WHAT YOU ARE ASKED TO DO
Find the string "Dick" in the listing and report every line that has it.

(A run of records)
○ ○ ○

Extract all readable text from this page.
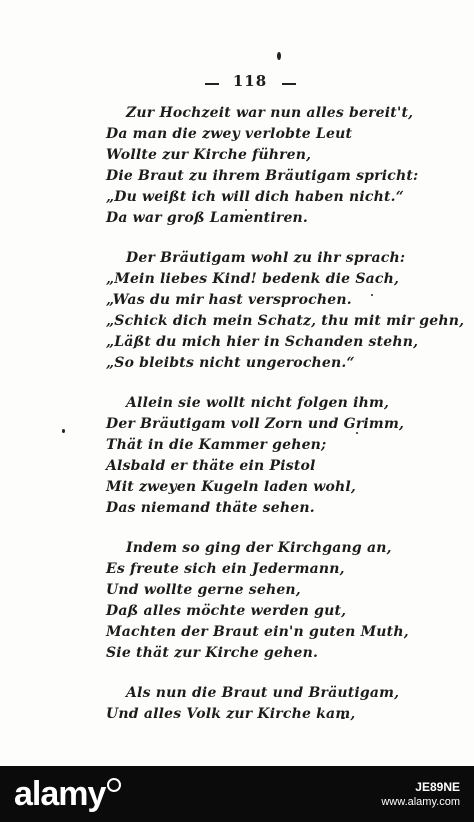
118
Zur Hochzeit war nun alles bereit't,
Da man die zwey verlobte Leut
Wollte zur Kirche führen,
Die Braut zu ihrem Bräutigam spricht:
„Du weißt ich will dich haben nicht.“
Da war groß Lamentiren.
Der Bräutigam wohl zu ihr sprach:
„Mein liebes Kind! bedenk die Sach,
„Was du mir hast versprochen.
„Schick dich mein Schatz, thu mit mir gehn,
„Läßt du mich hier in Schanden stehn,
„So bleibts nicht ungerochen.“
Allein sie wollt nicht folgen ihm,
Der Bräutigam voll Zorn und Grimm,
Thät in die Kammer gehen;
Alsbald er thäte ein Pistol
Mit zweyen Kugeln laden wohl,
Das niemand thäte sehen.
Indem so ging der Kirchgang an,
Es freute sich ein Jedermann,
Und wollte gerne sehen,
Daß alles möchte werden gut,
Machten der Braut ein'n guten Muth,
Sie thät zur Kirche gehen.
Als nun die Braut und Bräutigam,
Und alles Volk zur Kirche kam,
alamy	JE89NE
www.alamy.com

○ ○ ○

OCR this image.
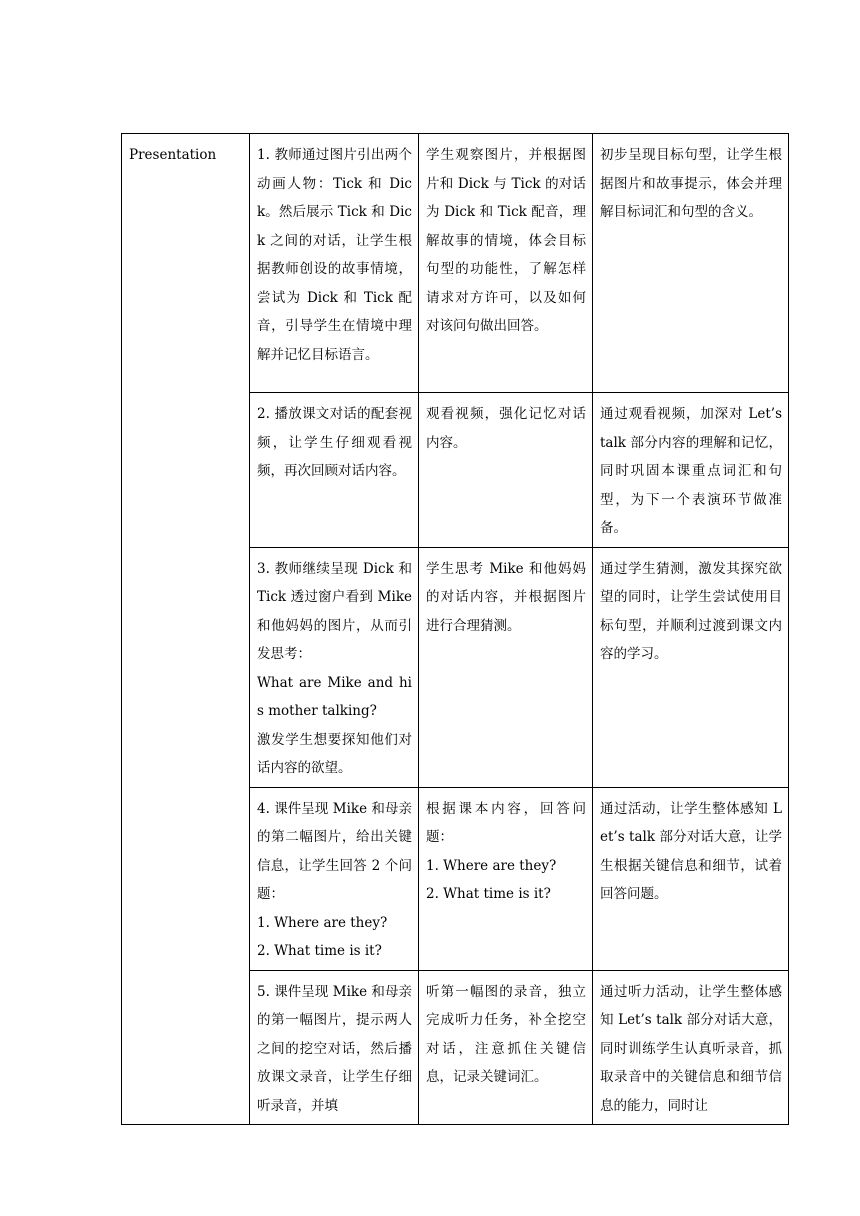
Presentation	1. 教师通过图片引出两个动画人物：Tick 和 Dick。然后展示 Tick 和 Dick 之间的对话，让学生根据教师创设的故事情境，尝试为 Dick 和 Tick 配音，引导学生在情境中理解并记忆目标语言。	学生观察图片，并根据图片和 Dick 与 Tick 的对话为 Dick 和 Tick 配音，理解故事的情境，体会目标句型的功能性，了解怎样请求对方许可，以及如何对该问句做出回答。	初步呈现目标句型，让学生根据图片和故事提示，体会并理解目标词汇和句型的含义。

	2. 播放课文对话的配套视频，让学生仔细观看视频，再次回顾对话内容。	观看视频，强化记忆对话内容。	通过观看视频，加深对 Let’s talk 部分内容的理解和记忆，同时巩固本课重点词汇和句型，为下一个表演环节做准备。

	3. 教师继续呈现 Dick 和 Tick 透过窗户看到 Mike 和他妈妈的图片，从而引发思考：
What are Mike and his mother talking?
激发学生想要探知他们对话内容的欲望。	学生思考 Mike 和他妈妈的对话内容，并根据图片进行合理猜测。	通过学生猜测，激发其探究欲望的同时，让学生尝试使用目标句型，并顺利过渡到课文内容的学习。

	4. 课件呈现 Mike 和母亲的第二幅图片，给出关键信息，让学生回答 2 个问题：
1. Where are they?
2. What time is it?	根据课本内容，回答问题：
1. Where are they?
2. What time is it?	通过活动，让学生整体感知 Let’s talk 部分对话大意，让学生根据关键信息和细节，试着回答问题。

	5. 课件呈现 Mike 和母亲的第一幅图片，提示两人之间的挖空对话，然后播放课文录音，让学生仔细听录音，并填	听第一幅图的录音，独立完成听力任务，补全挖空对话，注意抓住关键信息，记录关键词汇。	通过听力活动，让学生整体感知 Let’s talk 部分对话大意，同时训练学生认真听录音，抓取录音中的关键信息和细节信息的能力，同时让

○ ○ ○

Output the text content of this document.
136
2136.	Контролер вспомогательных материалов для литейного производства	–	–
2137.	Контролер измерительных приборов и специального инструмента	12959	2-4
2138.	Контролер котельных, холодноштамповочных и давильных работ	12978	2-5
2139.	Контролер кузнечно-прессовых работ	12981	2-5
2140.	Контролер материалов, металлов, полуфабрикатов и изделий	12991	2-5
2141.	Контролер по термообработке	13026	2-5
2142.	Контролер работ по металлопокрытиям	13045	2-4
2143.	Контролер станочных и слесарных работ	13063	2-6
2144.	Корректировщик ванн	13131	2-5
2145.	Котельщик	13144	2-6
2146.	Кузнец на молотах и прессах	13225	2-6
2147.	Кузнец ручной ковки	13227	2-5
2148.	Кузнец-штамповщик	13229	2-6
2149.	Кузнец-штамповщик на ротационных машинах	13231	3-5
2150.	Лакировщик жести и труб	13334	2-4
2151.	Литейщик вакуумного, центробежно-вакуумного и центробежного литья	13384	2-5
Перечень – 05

○ ○ ○

FULL SOLUTION
Presentation	1. 教师通过图片引出两个动画人物：Tick 和 Dick。然后展示 Tick 和 Dick 之间的对话，让学生根据教师创设的故事情境，尝试为 Dick 和 Tick 配音，引导学生在情境中理解并记忆目标语言。	学生观察图片，并根据图片和 Dick 与 Tick 的对话为 Dick 和 Tick 配音，理解故事的情境，体会目标句型的功能性，了解怎样请求对方许可，以及如何对该问句做出回答。	初步呈现目标句型，让学生根据图片和故事提示，体会并理解目标词汇和句型的含义。
	3. 教师继续呈现 Dick 和 Tick 透过窗户看到 Mike 和他妈妈的图片，从而引发思考：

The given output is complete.